== Record list ==

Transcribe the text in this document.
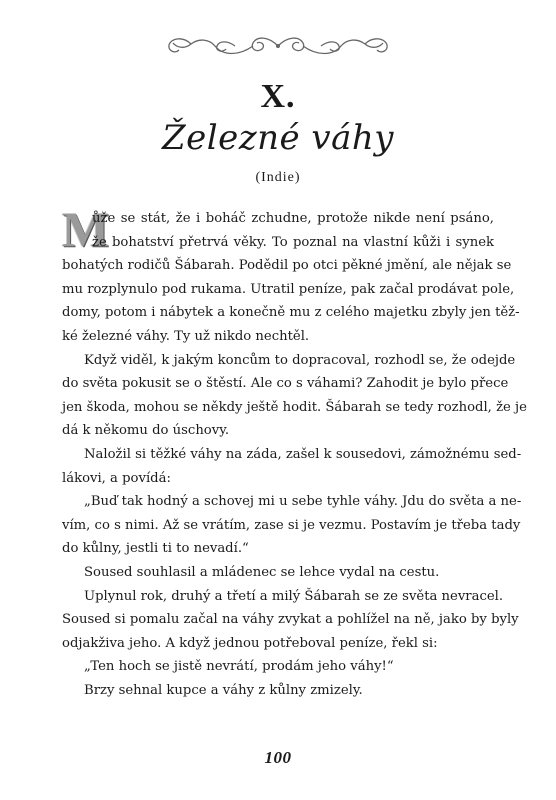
X.
Železné váhy
(Indie)
M
ůže se stát, že i boháč zchudne, protože nikde není psáno,
že bohatství přetrvá věky. To poznal na vlastní kůži i synek
bohatých rodičů Šábarah. Podědil po otci pěkné jmění, ale nějak se
mu rozplynulo pod rukama. Utratil peníze, pak začal prodávat pole,
domy, potom i nábytek a konečně mu z celého majetku zbyly jen těž-
ké železné váhy. Ty už nikdo nechtěl.
Když viděl, k jakým koncům to dopracoval, rozhodl se, že odejde
do světa pokusit se o štěstí. Ale co s váhami? Zahodit je bylo přece
jen škoda, mohou se někdy ještě hodit. Šábarah se tedy rozhodl, že je
dá k někomu do úschovy.
Naložil si těžké váhy na záda, zašel k sousedovi, zámožnému sed-
lákovi, a povídá:
„Buď tak hodný a schovej mi u sebe tyhle váhy. Jdu do světa a ne-
vím, co s nimi. Až se vrátím, zase si je vezmu. Postavím je třeba tady
do kůlny, jestli ti to nevadí.“
Soused souhlasil a mládenec se lehce vydal na cestu.
Uplynul rok, druhý a třetí a milý Šábarah se ze světa nevracel.
Soused si pomalu začal na váhy zvykat a pohlížel na ně, jako by byly
odjakživa jeho. A když jednou potřeboval peníze, řekl si:
„Ten hoch se jistě nevrátí, prodám jeho váhy!“
Brzy sehnal kupce a váhy z kůlny zmizely.
100
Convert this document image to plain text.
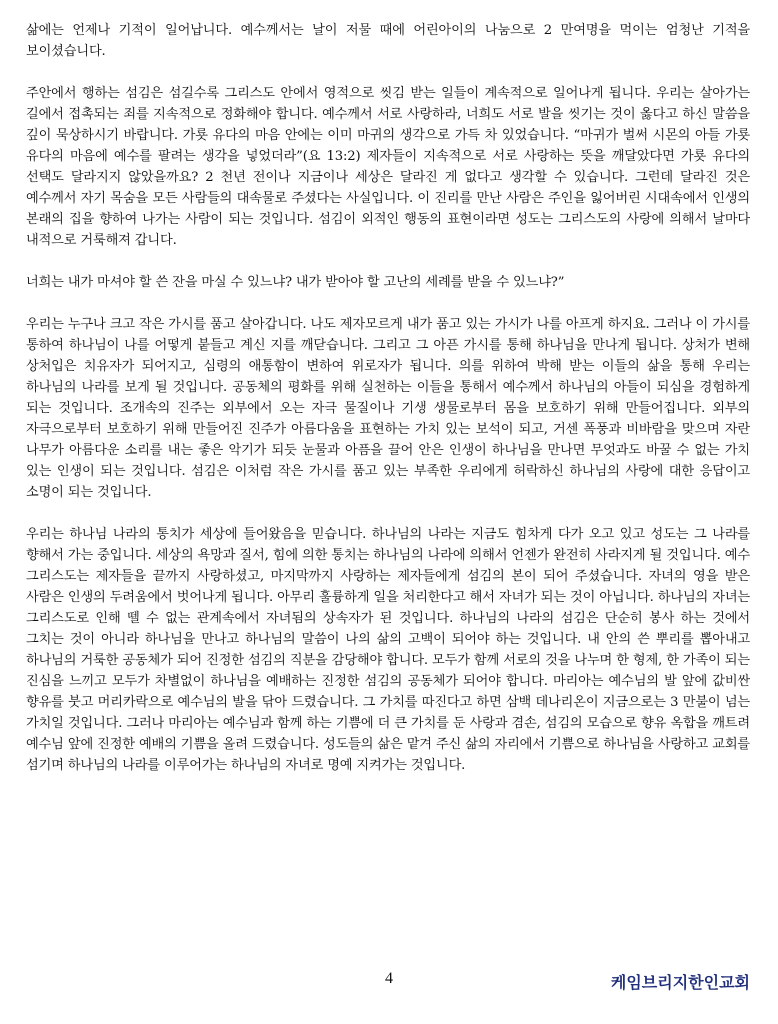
삶에는 언제나 기적이 일어납니다. 예수께서는 날이 저물 때에 어린아이의 나눔으로 2 만여명을 먹이는 엄청난 기적을 보이셨습니다.

주안에서 행하는 섬김은 섬길수록 그리스도 안에서 영적으로 씻김 받는 일들이 계속적으로 일어나게 됩니다. 우리는 살아가는 길에서 접촉되는 죄를 지속적으로 정화해야 합니다. 예수께서 서로 사랑하라, 너희도 서로 발을 씻기는 것이 옳다고 하신 말씀을 깊이 묵상하시기 바랍니다. 가룟 유다의 마음 안에는 이미 마귀의 생각으로 가득 차 있었습니다. “마귀가 벌써 시몬의 아들 가룟 유다의 마음에 예수를 팔려는 생각을 넣었더라”(요 13:2) 제자들이 지속적으로 서로 사랑하는 뜻을 깨달았다면 가룟 유다의 선택도 달라지지 않았을까요? 2 천년 전이나 지금이나 세상은 달라진 게 없다고 생각할 수 있습니다. 그런데 달라진 것은 예수께서 자기 목숨을 모든 사람들의 대속물로 주셨다는 사실입니다. 이 진리를 만난 사람은 주인을 잃어버린 시대속에서 인생의 본래의 집을 향하여 나가는 사람이 되는 것입니다. 섬김이 외적인 행동의 표현이라면 성도는 그리스도의 사랑에 의해서 날마다 내적으로 거룩해져 갑니다.

너희는 내가 마셔야 할 쓴 잔을 마실 수 있느냐? 내가 받아야 할 고난의 세례를 받을 수 있느냐?”

우리는 누구나 크고 작은 가시를 품고 살아갑니다. 나도 제자모르게 내가 품고 있는 가시가 나를 아프게 하지요. 그러나 이 가시를 통하여 하나님이 나를 어떻게 붙들고 계신 지를 깨닫습니다. 그리고 그 아픈 가시를 통해 하나님을 만나게 됩니다. 상처가 변해 상처입은 치유자가 되어지고, 심령의 애통함이 변하여 위로자가 됩니다. 의를 위하여 박해 받는 이들의 삶을 통해 우리는 하나님의 나라를 보게 될 것입니다. 공동체의 평화를 위해 실천하는 이들을 통해서 예수께서 하나님의 아들이 되심을 경험하게 되는 것입니다. 조개속의 진주는 외부에서 오는 자극 물질이나 기생 생물로부터 몸을 보호하기 위해 만들어집니다. 외부의 자극으로부터 보호하기 위해 만들어진 진주가 아름다움을 표현하는 가치 있는 보석이 되고, 거센 폭풍과 비바람을 맞으며 자란 나무가 아름다운 소리를 내는 좋은 악기가 되듯 눈물과 아픔을 끌어 안은 인생이 하나님을 만나면 무엇과도 바꿀 수 없는 가치 있는 인생이 되는 것입니다. 섬김은 이처럼 작은 가시를 품고 있는 부족한 우리에게 허락하신 하나님의 사랑에 대한 응답이고 소명이 되는 것입니다.

우리는 하나님 나라의 통치가 세상에 들어왔음을 믿습니다. 하나님의 나라는 지금도 힘차게 다가 오고 있고 성도는 그 나라를 향해서 가는 중입니다. 세상의 욕망과 질서, 힘에 의한 통치는 하나님의 나라에 의해서 언젠가 완전히 사라지게 될 것입니다. 예수 그리스도는 제자들을 끝까지 사랑하셨고, 마지막까지 사랑하는 제자들에게 섬김의 본이 되어 주셨습니다. 자녀의 영을 받은 사람은 인생의 두려움에서 벗어나게 됩니다. 아무리 훌륭하게 일을 처리한다고 해서 자녀가 되는 것이 아닙니다. 하나님의 자녀는 그리스도로 인해 뗄 수 없는 관계속에서 자녀됨의 상속자가 된 것입니다. 하나님의 나라의 섬김은 단순히 봉사 하는 것에서 그치는 것이 아니라 하나님을 만나고 하나님의 말씀이 나의 삶의 고백이 되어야 하는 것입니다. 내 안의 쓴 뿌리를 뽑아내고 하나님의 거룩한 공동체가 되어 진정한 섬김의 직분을 감당해야 합니다. 모두가 함께 서로의 것을 나누며 한 형제, 한 가족이 되는 진심을 느끼고 모두가 차별없이 하나님을 예배하는 진정한 섬김의 공동체가 되어야 합니다. 마리아는 예수님의 발 앞에 값비싼 향유를 붓고 머리카락으로 예수님의 발을 닦아 드렸습니다. 그 가치를 따진다고 하면 삼백 데나리온이 지금으로는 3 만불이 넘는 가치일 것입니다. 그러나 마리아는 예수님과 함께 하는 기쁨에 더 큰 가치를 둔 사랑과 겸손, 섬김의 모습으로 향유 옥합을 깨트려 예수님 앞에 진정한 예배의 기쁨을 올려 드렸습니다. 성도들의 삶은 맡겨 주신 삶의 자리에서 기쁨으로 하나님을 사랑하고 교회를 섬기며 하나님의 나라를 이루어가는 하나님의 자녀로 명예 지켜가는 것입니다.

4	케임브리지한인교회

===

Task to complete ▸
Without the pictures, print the whole listing exactly as given.

Written response ▸
Transcribe the text in this document.
X.
Železné váhy
(Indie)
M
ůže se stát, že i boháč zchudne, protože nikde není psáno,
že bohatství přetrvá věky. To poznal na vlastní kůži i synek
bohatých rodičů Šábarah. Podědil po otci pěkné jmění, ale nějak se
mu rozplynulo pod rukama. Utratil peníze, pak začal prodávat pole,
domy, potom i nábytek a konečně mu z celého majetku zbyly jen těž-
ké železné váhy. Ty už nikdo nechtěl.
Když viděl, k jakým koncům to dopracoval, rozhodl se, že odejde
do světa pokusit se o štěstí. Ale co s váhami? Zahodit je bylo přece
jen škoda, mohou se někdy ještě hodit. Šábarah se tedy rozhodl, že je
dá k někomu do úschovy.
Naložil si těžké váhy na záda, zašel k sousedovi, zámožnému sed-
lákovi, a povídá:
„Buď tak hodný a schovej mi u sebe tyhle váhy. Jdu do světa a ne-
vím, co s nimi. Až se vrátím, zase si je vezmu. Postavím je třeba tady
do kůlny, jestli ti to nevadí.“
Soused souhlasil a mládenec se lehce vydal na cestu.
Uplynul rok, druhý a třetí a milý Šábarah se ze světa nevracel.
Soused si pomalu začal na váhy zvykat a pohlížel na ně, jako by byly
odjakživa jeho. A když jednou potřeboval peníze, řekl si:
„Ten hoch se jistě nevrátí, prodám jeho váhy!“
Brzy sehnal kupce a váhy z kůlny zmizely.
100
Convert this document image to plain text.
삶에는 언제나 기적이 일어납니다. 예수께서는 날이 저물 때에 어린아이의 나눔으로 2 만여명을 먹이는 엄청난 기적을 보이셨습니다.

주안에서 행하는 섬김은 섬길수록 그리스도 안에서 영적으로 씻김 받는 일들이 계속적으로 일어나게 됩니다. 우리는 살아가는 길에서 접촉되는 죄를 지속적으로 정화해야 합니다. 예수께서 서로 사랑하라, 너희도 서로 발을 씻기는 것이 옳다고 하신 말씀을 깊이 묵상하시기 바랍니다. 가룟 유다의 마음 안에는 이미 마귀의 생각으로 가득 차 있었습니다. “마귀가 벌써 시몬의 아들 가룟 유다의 마음에 예수를 팔려는 생각을 넣었더라”(요 13:2) 제자들이 지속적으로 서로 사랑하는 뜻을 깨달았다면 가룟 유다의 선택도 달라지지 않았을까요? 2 천년 전이나 지금이나 세상은 달라진 게 없다고 생각할 수 있습니다. 그런데 달라진 것은 예수께서 자기 목숨을 모든 사람들의 대속물로 주셨다는 사실입니다. 이 진리를 만난 사람은 주인을 잃어버린 시대속에서 인생의 본래의 집을 향하여 나가는 사람이 되는 것입니다. 섬김이 외적인 행동의 표현이라면 성도는 그리스도의 사랑에 의해서 날마다 내적으로 거룩해져 갑니다.

너희는 내가 마셔야 할 쓴 잔을 마실 수 있느냐? 내가 받아야 할 고난의 세례를 받을 수 있느냐?”

우리는 누구나 크고 작은 가시를 품고 살아갑니다. 나도 제자모르게 내가 품고 있는 가시가 나를 아프게 하지요. 그러나 이 가시를 통하여 하나님이 나를 어떻게 붙들고 계신 지를 깨닫습니다. 그리고 그 아픈 가시를 통해 하나님을 만나게 됩니다. 상처가 변해 상처입은 치유자가 되어지고, 심령의 애통함이 변하여 위로자가 됩니다. 의를 위하여 박해 받는 이들의 삶을 통해 우리는 하나님의 나라를 보게 될 것입니다. 공동체의 평화를 위해 실천하는 이들을 통해서 예수께서 하나님의 아들이 되심을 경험하게 되는 것입니다. 조개속의 진주는 외부에서 오는 자극 물질이나 기생 생물로부터 몸을 보호하기 위해 만들어집니다. 외부의 자극으로부터 보호하기 위해 만들어진 진주가 아름다움을 표현하는 가치 있는 보석이 되고, 거센 폭풍과 비바람을 맞으며 자란 나무가 아름다운 소리를 내는 좋은 악기가 되듯 눈물과 아픔을 끌어 안은 인생이 하나님을 만나면 무엇과도 바꿀 수 없는 가치 있는 인생이 되는 것입니다. 섬김은 이처럼 작은 가시를 품고 있는 부족한 우리에게 허락하신 하나님의 사랑에 대한 응답이고 소명이 되는 것입니다.

우리는 하나님 나라의 통치가 세상에 들어왔음을 믿습니다. 하나님의 나라는 지금도 힘차게 다가 오고 있고 성도는 그 나라를 향해서 가는 중입니다. 세상의 욕망과 질서, 힘에 의한 통치는 하나님의 나라에 의해서 언젠가 완전히 사라지게 될 것입니다. 예수 그리스도는 제자들을 끝까지 사랑하셨고, 마지막까지 사랑하는 제자들에게 섬김의 본이 되어 주셨습니다. 자녀의 영을 받은 사람은 인생의 두려움에서 벗어나게 됩니다. 아무리 훌륭하게 일을 처리한다고 해서 자녀가 되는 것이 아닙니다. 하나님의 자녀는 그리스도로 인해 뗄 수 없는 관계속에서 자녀됨의 상속자가 된 것입니다. 하나님의 나라의 섬김은 단순히 봉사 하는 것에서 그치는 것이 아니라 하나님을 만나고 하나님의 말씀이 나의 삶의 고백이 되어야 하는 것입니다. 내 안의 쓴 뿌리를 뽑아내고 하나님의 거룩한 공동체가 되어 진정한 섬김의 직분을 감당해야 합니다. 모두가 함께 서로의 것을 나누며 한 형제, 한 가족이 되는 진심을 느끼고 모두가 차별없이 하나님을 예배하는 진정한 섬김의 공동체가 되어야 합니다. 마리아는 예수님의 발 앞에 값비싼 향유를 붓고 머리카락으로 예수님의 발을 닦아 드렸습니다. 그 가치를 따진다고 하면 삼백 데나리온이 지금으로는 3 만불이 넘는 가치일 것입니다. 그러나 마리아는 예수님과 함께 하는 기쁨에 더 큰 가치를 둔 사랑과 겸손, 섬김의 모습으로 향유 옥합을 깨트려 예수님 앞에 진정한 예배의 기쁨을 올려 드렸습니다. 성도들의 삶은 맡겨 주신 삶의 자리에서 기쁨으로 하나님을 사랑하고 교회를 섬기며 하나님의 나라를 이루어가는 하나님의 자녀로 명예 지켜가는 것입니다.

4	케임브리지한인교회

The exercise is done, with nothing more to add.